**STATED EXERCISE**
Retype every entry word for word.

**PROVIDED ENTRIES**
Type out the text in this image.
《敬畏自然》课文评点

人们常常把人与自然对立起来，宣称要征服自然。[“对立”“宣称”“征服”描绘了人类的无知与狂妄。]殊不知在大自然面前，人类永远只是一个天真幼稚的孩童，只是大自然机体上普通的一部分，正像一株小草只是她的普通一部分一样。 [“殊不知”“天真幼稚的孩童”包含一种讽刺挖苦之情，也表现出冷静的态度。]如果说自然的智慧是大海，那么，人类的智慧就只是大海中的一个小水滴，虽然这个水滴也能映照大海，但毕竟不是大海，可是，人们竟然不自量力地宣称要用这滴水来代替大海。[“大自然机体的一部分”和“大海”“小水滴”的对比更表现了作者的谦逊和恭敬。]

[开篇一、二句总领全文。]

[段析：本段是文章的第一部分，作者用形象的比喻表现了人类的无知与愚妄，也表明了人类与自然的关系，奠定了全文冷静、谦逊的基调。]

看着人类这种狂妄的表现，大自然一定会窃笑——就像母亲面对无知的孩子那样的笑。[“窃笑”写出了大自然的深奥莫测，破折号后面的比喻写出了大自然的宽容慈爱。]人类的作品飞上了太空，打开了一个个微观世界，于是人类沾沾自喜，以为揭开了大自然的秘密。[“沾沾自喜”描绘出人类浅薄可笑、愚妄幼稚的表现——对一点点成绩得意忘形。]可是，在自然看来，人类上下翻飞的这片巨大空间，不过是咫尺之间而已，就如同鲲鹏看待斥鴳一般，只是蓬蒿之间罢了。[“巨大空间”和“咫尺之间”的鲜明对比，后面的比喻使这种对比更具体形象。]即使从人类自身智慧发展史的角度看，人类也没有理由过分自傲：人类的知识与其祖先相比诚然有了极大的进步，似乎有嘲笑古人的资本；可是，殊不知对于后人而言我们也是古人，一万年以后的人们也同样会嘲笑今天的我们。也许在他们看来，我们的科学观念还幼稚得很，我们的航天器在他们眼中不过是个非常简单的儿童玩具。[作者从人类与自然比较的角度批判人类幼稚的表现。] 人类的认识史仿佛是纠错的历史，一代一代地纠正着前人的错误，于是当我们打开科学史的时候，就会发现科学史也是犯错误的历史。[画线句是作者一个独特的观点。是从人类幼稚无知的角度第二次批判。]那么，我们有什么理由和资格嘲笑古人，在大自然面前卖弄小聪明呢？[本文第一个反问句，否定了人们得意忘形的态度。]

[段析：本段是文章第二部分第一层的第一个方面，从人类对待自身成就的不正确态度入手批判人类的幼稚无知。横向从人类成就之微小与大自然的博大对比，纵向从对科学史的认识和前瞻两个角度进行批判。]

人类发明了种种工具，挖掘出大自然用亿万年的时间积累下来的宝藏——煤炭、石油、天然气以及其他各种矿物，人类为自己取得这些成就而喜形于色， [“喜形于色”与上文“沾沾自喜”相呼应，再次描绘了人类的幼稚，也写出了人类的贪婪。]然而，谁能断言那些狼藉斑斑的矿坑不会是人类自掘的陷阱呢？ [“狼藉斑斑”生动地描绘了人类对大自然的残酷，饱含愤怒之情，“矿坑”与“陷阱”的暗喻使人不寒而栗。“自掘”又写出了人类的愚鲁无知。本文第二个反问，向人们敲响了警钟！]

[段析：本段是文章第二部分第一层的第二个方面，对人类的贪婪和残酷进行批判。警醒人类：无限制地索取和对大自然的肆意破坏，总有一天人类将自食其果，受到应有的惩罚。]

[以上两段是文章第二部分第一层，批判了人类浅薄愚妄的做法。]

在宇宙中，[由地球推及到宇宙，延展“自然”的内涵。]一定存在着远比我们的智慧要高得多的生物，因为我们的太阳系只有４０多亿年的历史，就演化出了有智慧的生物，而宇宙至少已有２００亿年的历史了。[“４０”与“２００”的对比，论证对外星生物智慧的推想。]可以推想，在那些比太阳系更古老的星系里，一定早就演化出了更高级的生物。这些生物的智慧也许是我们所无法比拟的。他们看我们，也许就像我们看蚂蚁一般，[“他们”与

**WRITTEN RESPONSE**
Type out the text in this image.
《敬畏自然》课文评点

人们常常把人与自然对立起来，宣称要征服自然。[“对立”“宣称”“征服”描绘了人类的无知与狂妄。]殊不知在大自然面前，人类永远只是一个天真幼稚的孩童，只是大自然机体上普通的一部分，正像一株小草只是她的普通一部分一样。 [“殊不知”“天真幼稚的孩童”包含一种讽刺挖苦之情，也表现出冷静的态度。]如果说自然的智慧是大海，那么，人类的智慧就只是大海中的一个小水滴，虽然这个水滴也能映照大海，但毕竟不是大海，可是，人们竟然不自量力地宣称要用这滴水来代替大海。[“大自然机体的一部分”和“大海”“小水滴”的对比更表现了作者的谦逊和恭敬。]

[开篇一、二句总领全文。]

[段析：本段是文章的第一部分，作者用形象的比喻表现了人类的无知与愚妄，也表明了人类与自然的关系，奠定了全文冷静、谦逊的基调。]

看着人类这种狂妄的表现，大自然一定会窃笑——就像母亲面对无知的孩子那样的笑。[“窃笑”写出了大自然的深奥莫测，破折号后面的比喻写出了大自然的宽容慈爱。]人类的作品飞上了太空，打开了一个个微观世界，于是人类沾沾自喜，以为揭开了大自然的秘密。[“沾沾自喜”描绘出人类浅薄可笑、愚妄幼稚的表现——对一点点成绩得意忘形。]可是，在自然看来，人类上下翻飞的这片巨大空间，不过是咫尺之间而已，就如同鲲鹏看待斥鴳一般，只是蓬蒿之间罢了。[“巨大空间”和“咫尺之间”的鲜明对比，后面的比喻使这种对比更具体形象。]即使从人类自身智慧发展史的角度看，人类也没有理由过分自傲：人类的知识与其祖先相比诚然有了极大的进步，似乎有嘲笑古人的资本；可是，殊不知对于后人而言我们也是古人，一万年以后的人们也同样会嘲笑今天的我们。也许在他们看来，我们的科学观念还幼稚得很，我们的航天器在他们眼中不过是个非常简单的儿童玩具。[作者从人类与自然比较的角度批判人类幼稚的表现。] 人类的认识史仿佛是纠错的历史，一代一代地纠正着前人的错误，于是当我们打开科学史的时候，就会发现科学史也是犯错误的历史。[画线句是作者一个独特的观点。是从人类幼稚无知的角度第二次批判。]那么，我们有什么理由和资格嘲笑古人，在大自然面前卖弄小聪明呢？[本文第一个反问句，否定了人们得意忘形的态度。]

[段析：本段是文章第二部分第一层的第一个方面，从人类对待自身成就的不正确态度入手批判人类的幼稚无知。横向从人类成就之微小与大自然的博大对比，纵向从对科学史的认识和前瞻两个角度进行批判。]

人类发明了种种工具，挖掘出大自然用亿万年的时间积累下来的宝藏——煤炭、石油、天然气以及其他各种矿物，人类为自己取得这些成就而喜形于色， [“喜形于色”与上文“沾沾自喜”相呼应，再次描绘了人类的幼稚，也写出了人类的贪婪。]然而，谁能断言那些狼藉斑斑的矿坑不会是人类自掘的陷阱呢？ [“狼藉斑斑”生动地描绘了人类对大自然的残酷，饱含愤怒之情，“矿坑”与“陷阱”的暗喻使人不寒而栗。“自掘”又写出了人类的愚鲁无知。本文第二个反问，向人们敲响了警钟！]

[段析：本段是文章第二部分第一层的第二个方面，对人类的贪婪和残酷进行批判。警醒人类：无限制地索取和对大自然的肆意破坏，总有一天人类将自食其果，受到应有的惩罚。]

[以上两段是文章第二部分第一层，批判了人类浅薄愚妄的做法。]

在宇宙中，[由地球推及到宇宙，延展“自然”的内涵。]一定存在着远比我们的智慧要高得多的生物，因为我们的太阳系只有４０多亿年的历史，就演化出了有智慧的生物，而宇宙至少已有２００亿年的历史了。[“４０”与“２００”的对比，论证对外星生物智慧的推想。]可以推想，在那些比太阳系更古老的星系里，一定早就演化出了更高级的生物。这些生物的智慧也许是我们所无法比拟的。他们看我们，也许就像我们看蚂蚁一般，[“他们”与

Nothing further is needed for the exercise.